Your goal: Pictures stay out of the copy; restate everything else in the material exactly.
--- start of Entries provided ---
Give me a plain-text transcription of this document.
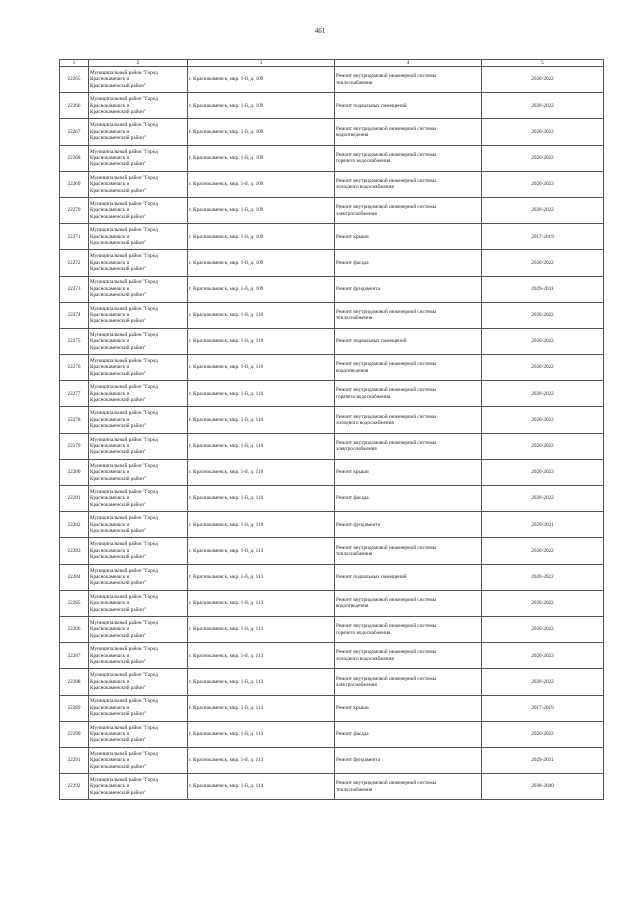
461
1	2	3	4	5
22265	Муниципальный район "Город
Краснокамешск и
Краснокаменский район"	г. Краснокаменск, мкр. 1-й, д. 109	Ремонт внутридомовой инженерной системы
теплоснабжения	2020-2022
22266	Муниципальный район "Город
Краснокамешск и
Краснокаменский район"	г. Краснокаменск, мкр. 1-й, д. 109	Ремонт подвальных помещений	2020-2022
22267	Муниципальный район "Город
Краснокамешск и
Краснокаменский район"	г. Краснокаменск, мкр. 1-й, д. 109	Ремонт внутридомовой инженерной системы
водоотведения	2020-2022
22268	Муниципальный район "Город
Краснокамешск и
Краснокаменский район"	г. Краснокаменск, мкр. 1-й, д. 109	Ремонт внутридомовой инженерной системы
горячего водоснабжения	2020-2022
22269	Муниципальный район "Город
Краснокамешск и
Краснокаменский район"	г. Краснокаменск, мкр. 1-й, д. 109	Ремонт внутридомовой инженерной системы
холодного водоснабжения	2020-2022
22270	Муниципальный район "Город
Краснокамешск и
Краснокаменский район"	г. Краснокаменск, мкр. 1-й, д. 109	Ремонт внутридомовой инженерной системы
электроснабжения	2020-2022
22271	Муниципальный район "Город
Краснокамешск и
Краснокаменский район"	г. Краснокаменск, мкр. 1-й, д. 109	Ремонт крыши	2017-2019
22272	Муниципальный район "Город
Краснокамешск и
Краснокаменский район"	г. Краснокаменск, мкр. 1-й, д. 109	Ремонт фасада	2020-2022
22273	Муниципальный район "Город
Краснокамешск и
Краснокаменский район"	г. Краснокаменск, мкр. 1-й, д. 109	Ремонт фундамента	2029-2031
22274	Муниципальный район "Город
Краснокамешск и
Краснокаменский район"	г. Краснокаменск, мкр. 1-й, д. 110	Ремонт внутридомовой инженерной системы
теплоснабжения	2020-2022
22275	Муниципальный район "Город
Краснокамешск и
Краснокаменский район"	г. Краснокаменск, мкр. 1-й, д. 110	Ремонт подвальных помещений	2020-2022
22276	Муниципальный район "Город
Краснокамешск и
Краснокаменский район"	г. Краснокаменск, мкр. 1-й, д. 110	Ремонт внутридомовой инженерной системы
водоотведения	2020-2022
22277	Муниципальный район "Город
Краснокамешск и
Краснокаменский район"	г. Краснокаменск, мкр. 1-й, д. 110	Ремонт внутридомовой инженерной системы
горячего водоснабжения	2020-2022
22278	Муниципальный район "Город
Краснокамешск и
Краснокаменский район"	г. Краснокаменск, мкр. 1-й, д. 110	Ремонт внутридомовой инженерной системы
холодного водоснабжения	2020-2022
22279	Муниципальный район "Город
Краснокамешск и
Краснокаменский район"	г. Краснокаменск, мкр. 1-й, д. 110	Ремонт внутридомовой инженерной системы
электроснабжения	2020-2022
22280	Муниципальный район "Город
Краснокамешск и
Краснокаменский район"	г. Краснокаменск, мкр. 1-й, д. 110	Ремонт крыши	2020-2022
22281	Муниципальный район "Город
Краснокамешск и
Краснокаменский район"	г. Краснокаменск, мкр. 1-й, д. 110	Ремонт фасада	2020-2022
22282	Муниципальный район "Город
Краснокамешск и
Краснокаменский район"	г. Краснокаменск, мкр. 1-й, д. 110	Ремонт фундамента	2029-2031
22283	Муниципальный район "Город
Краснокамешск и
Краснокаменский район"	г. Краснокаменск, мкр. 1-й, д. 113	Ремонт внутридомовой инженерной системы
теплоснабжения	2020-2022
22284	Муниципальный район "Город
Краснокамешск и
Краснокаменский район"	г. Краснокаменск, мкр. 1-й, д. 113	Ремонт подвальных помещений	2020-2022
22285	Муниципальный район "Город
Краснокамешск и
Краснокаменский район"	г. Краснокаменск, мкр. 1-й, д. 113	Ремонт внутридомовой инженерной системы
водоотведения	2020-2022
22286	Муниципальный район "Город
Краснокамешск и
Краснокаменский район"	г. Краснокаменск, мкр. 1-й, д. 113	Ремонт внутридомовой инженерной системы
горячего водоснабжения	2020-2022
22287	Муниципальный район "Город
Краснокамешск и
Краснокаменский район"	г. Краснокаменск, мкр. 1-й, д. 113	Ремонт внутридомовой инженерной системы
холодного водоснабжения	2020-2022
22288	Муниципальный район "Город
Краснокамешск и
Краснокаменский район"	г. Краснокаменск, мкр. 1-й, д. 113	Ремонт внутридомовой инженерной системы
электроснабжения	2020-2022
22289	Муниципальный район "Город
Краснокамешск и
Краснокаменский район"	г. Краснокаменск, мкр. 1-й, д. 113	Ремонт крыши	2017-2019
22290	Муниципальный район "Город
Краснокамешск и
Краснокаменский район"	г. Краснокаменск, мкр. 1-й, д. 113	Ремонт фасада	2020-2022
22291	Муниципальный район "Город
Краснокамешск и
Краснокаменский район"	г. Краснокаменск, мкр. 1-й, д. 113	Ремонт фундамента	2029-2031
22292	Муниципальный район "Город
Краснокамешск и
Краснокаменский район"	г. Краснокаменск, мкр. 1-й, д. 114	Ремонт внутридомовой инженерной системы
теплоснабжения	2038-2040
--- end of Entries provided ---
Right answer:
Give me a plain-text transcription of this document.
461
1	2	3	4	5
22265	Муниципальный район "Город
Краснокамешск и
Краснокаменский район"	г. Краснокаменск, мкр. 1-й, д. 109	Ремонт внутридомовой инженерной системы
теплоснабжения	2020-2022
22266	Муниципальный район "Город
Краснокамешск и
Краснокаменский район"	г. Краснокаменск, мкр. 1-й, д. 109	Ремонт подвальных помещений	2020-2022
22267	Муниципальный район "Город
Краснокамешск и
Краснокаменский район"	г. Краснокаменск, мкр. 1-й, д. 109	Ремонт внутридомовой инженерной системы
водоотведения	2020-2022
22268	Муниципальный район "Город
Краснокамешск и
Краснокаменский район"	г. Краснокаменск, мкр. 1-й, д. 109	Ремонт внутридомовой инженерной системы
горячего водоснабжения	2020-2022
22269	Муниципальный район "Город
Краснокамешск и
Краснокаменский район"	г. Краснокаменск, мкр. 1-й, д. 109	Ремонт внутридомовой инженерной системы
холодного водоснабжения	2020-2022
22270	Муниципальный район "Город
Краснокамешск и
Краснокаменский район"	г. Краснокаменск, мкр. 1-й, д. 109	Ремонт внутридомовой инженерной системы
электроснабжения	2020-2022
22271	Муниципальный район "Город
Краснокамешск и
Краснокаменский район"	г. Краснокаменск, мкр. 1-й, д. 109	Ремонт крыши	2017-2019
22272	Муниципальный район "Город
Краснокамешск и
Краснокаменский район"	г. Краснокаменск, мкр. 1-й, д. 109	Ремонт фасада	2020-2022
22273	Муниципальный район "Город
Краснокамешск и
Краснокаменский район"	г. Краснокаменск, мкр. 1-й, д. 109	Ремонт фундамента	2029-2031
22274	Муниципальный район "Город
Краснокамешск и
Краснокаменский район"	г. Краснокаменск, мкр. 1-й, д. 110	Ремонт внутридомовой инженерной системы
теплоснабжения	2020-2022
22275	Муниципальный район "Город
Краснокамешск и
Краснокаменский район"	г. Краснокаменск, мкр. 1-й, д. 110	Ремонт подвальных помещений	2020-2022
22276	Муниципальный район "Город
Краснокамешск и
Краснокаменский район"	г. Краснокаменск, мкр. 1-й, д. 110	Ремонт внутридомовой инженерной системы
водоотведения	2020-2022
22277	Муниципальный район "Город
Краснокамешск и
Краснокаменский район"	г. Краснокаменск, мкр. 1-й, д. 110	Ремонт внутридомовой инженерной системы
горячего водоснабжения	2020-2022
22278	Муниципальный район "Город
Краснокамешск и
Краснокаменский район"	г. Краснокаменск, мкр. 1-й, д. 110	Ремонт внутридомовой инженерной системы
холодного водоснабжения	2020-2022
22279	Муниципальный район "Город
Краснокамешск и
Краснокаменский район"	г. Краснокаменск, мкр. 1-й, д. 110	Ремонт внутридомовой инженерной системы
электроснабжения	2020-2022
22280	Муниципальный район "Город
Краснокамешск и
Краснокаменский район"	г. Краснокаменск, мкр. 1-й, д. 110	Ремонт крыши	2020-2022
22281	Муниципальный район "Город
Краснокамешск и
Краснокаменский район"	г. Краснокаменск, мкр. 1-й, д. 110	Ремонт фасада	2020-2022
22282	Муниципальный район "Город
Краснокамешск и
Краснокаменский район"	г. Краснокаменск, мкр. 1-й, д. 110	Ремонт фундамента	2029-2031
22283	Муниципальный район "Город
Краснокамешск и
Краснокаменский район"	г. Краснокаменск, мкр. 1-й, д. 113	Ремонт внутридомовой инженерной системы
теплоснабжения	2020-2022
22284	Муниципальный район "Город
Краснокамешск и
Краснокаменский район"	г. Краснокаменск, мкр. 1-й, д. 113	Ремонт подвальных помещений	2020-2022
22285	Муниципальный район "Город
Краснокамешск и
Краснокаменский район"	г. Краснокаменск, мкр. 1-й, д. 113	Ремонт внутридомовой инженерной системы
водоотведения	2020-2022
22286	Муниципальный район "Город
Краснокамешск и
Краснокаменский район"	г. Краснокаменск, мкр. 1-й, д. 113	Ремонт внутридомовой инженерной системы
горячего водоснабжения	2020-2022
22287	Муниципальный район "Город
Краснокамешск и
Краснокаменский район"	г. Краснокаменск, мкр. 1-й, д. 113	Ремонт внутридомовой инженерной системы
холодного водоснабжения	2020-2022
22288	Муниципальный район "Город
Краснокамешск и
Краснокаменский район"	г. Краснокаменск, мкр. 1-й, д. 113	Ремонт внутридомовой инженерной системы
электроснабжения	2020-2022
22289	Муниципальный район "Город
Краснокамешск и
Краснокаменский район"	г. Краснокаменск, мкр. 1-й, д. 113	Ремонт крыши	2017-2019
22290	Муниципальный район "Город
Краснокамешск и
Краснокаменский район"	г. Краснокаменск, мкр. 1-й, д. 113	Ремонт фасада	2020-2022
22291	Муниципальный район "Город
Краснокамешск и
Краснокаменский район"	г. Краснокаменск, мкр. 1-й, д. 113	Ремонт фундамента	2029-2031
22292	Муниципальный район "Город
Краснокамешск и
Краснокаменский район"	г. Краснокаменск, мкр. 1-й, д. 114	Ремонт внутридомовой инженерной системы
теплоснабжения	2038-2040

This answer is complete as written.